■ What needs to be done ■
Reproduce each line exactly. Skip none.

-- START OF Dataset --

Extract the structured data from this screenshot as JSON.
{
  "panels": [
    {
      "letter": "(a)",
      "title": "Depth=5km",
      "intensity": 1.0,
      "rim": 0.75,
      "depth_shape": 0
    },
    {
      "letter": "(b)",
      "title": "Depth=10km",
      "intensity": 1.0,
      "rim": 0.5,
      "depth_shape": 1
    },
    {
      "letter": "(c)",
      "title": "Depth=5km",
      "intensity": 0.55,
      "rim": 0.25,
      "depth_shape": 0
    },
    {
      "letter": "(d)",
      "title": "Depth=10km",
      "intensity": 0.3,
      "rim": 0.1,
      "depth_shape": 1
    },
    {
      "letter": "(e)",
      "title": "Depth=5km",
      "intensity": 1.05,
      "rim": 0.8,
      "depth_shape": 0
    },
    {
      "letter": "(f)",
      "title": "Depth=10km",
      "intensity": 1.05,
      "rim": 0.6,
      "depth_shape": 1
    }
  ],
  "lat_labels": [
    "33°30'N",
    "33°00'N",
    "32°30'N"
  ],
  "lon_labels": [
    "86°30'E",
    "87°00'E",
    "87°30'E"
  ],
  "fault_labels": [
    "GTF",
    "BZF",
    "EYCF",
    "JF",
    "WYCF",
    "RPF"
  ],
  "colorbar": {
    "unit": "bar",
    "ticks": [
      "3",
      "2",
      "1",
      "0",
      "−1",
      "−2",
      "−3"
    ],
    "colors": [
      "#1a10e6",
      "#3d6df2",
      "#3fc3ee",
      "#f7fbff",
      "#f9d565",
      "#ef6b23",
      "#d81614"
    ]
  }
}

-- END OF Dataset --

■ Written response ■
Extract the structured data from this screenshot as JSON.
{
  "panels": [
    {
      "letter": "(a)",
      "title": "Depth=5km",
      "intensity": 1.0,
      "rim": 0.75,
      "depth_shape": 0
    },
    {
      "letter": "(b)",
      "title": "Depth=10km",
      "intensity": 1.0,
      "rim": 0.5,
      "depth_shape": 1
    },
    {
      "letter": "(c)",
      "title": "Depth=5km",
      "intensity": 0.55,
      "rim": 0.25,
      "depth_shape": 0
    },
    {
      "letter": "(d)",
      "title": "Depth=10km",
      "intensity": 0.3,
      "rim": 0.1,
      "depth_shape": 1
    },
    {
      "letter": "(e)",
      "title": "Depth=5km",
      "intensity": 1.05,
      "rim": 0.8,
      "depth_shape": 0
    },
    {
      "letter": "(f)",
      "title": "Depth=10km",
      "intensity": 1.05,
      "rim": 0.6,
      "depth_shape": 1
    }
  ],
  "lat_labels": [
    "33°30'N",
    "33°00'N",
    "32°30'N"
  ],
  "lon_labels": [
    "86°30'E",
    "87°00'E",
    "87°30'E"
  ],
  "fault_labels": [
    "GTF",
    "BZF",
    "EYCF",
    "JF",
    "WYCF",
    "RPF"
  ],
  "colorbar": {
    "unit": "bar",
    "ticks": [
      "3",
      "2",
      "1",
      "0",
      "−1",
      "−2",
      "−3"
    ],
    "colors": [
      "#1a10e6",
      "#3d6df2",
      "#3fc3ee",
      "#f7fbff",
      "#f9d565",
      "#ef6b23",
      "#d81614"
    ]
  }
}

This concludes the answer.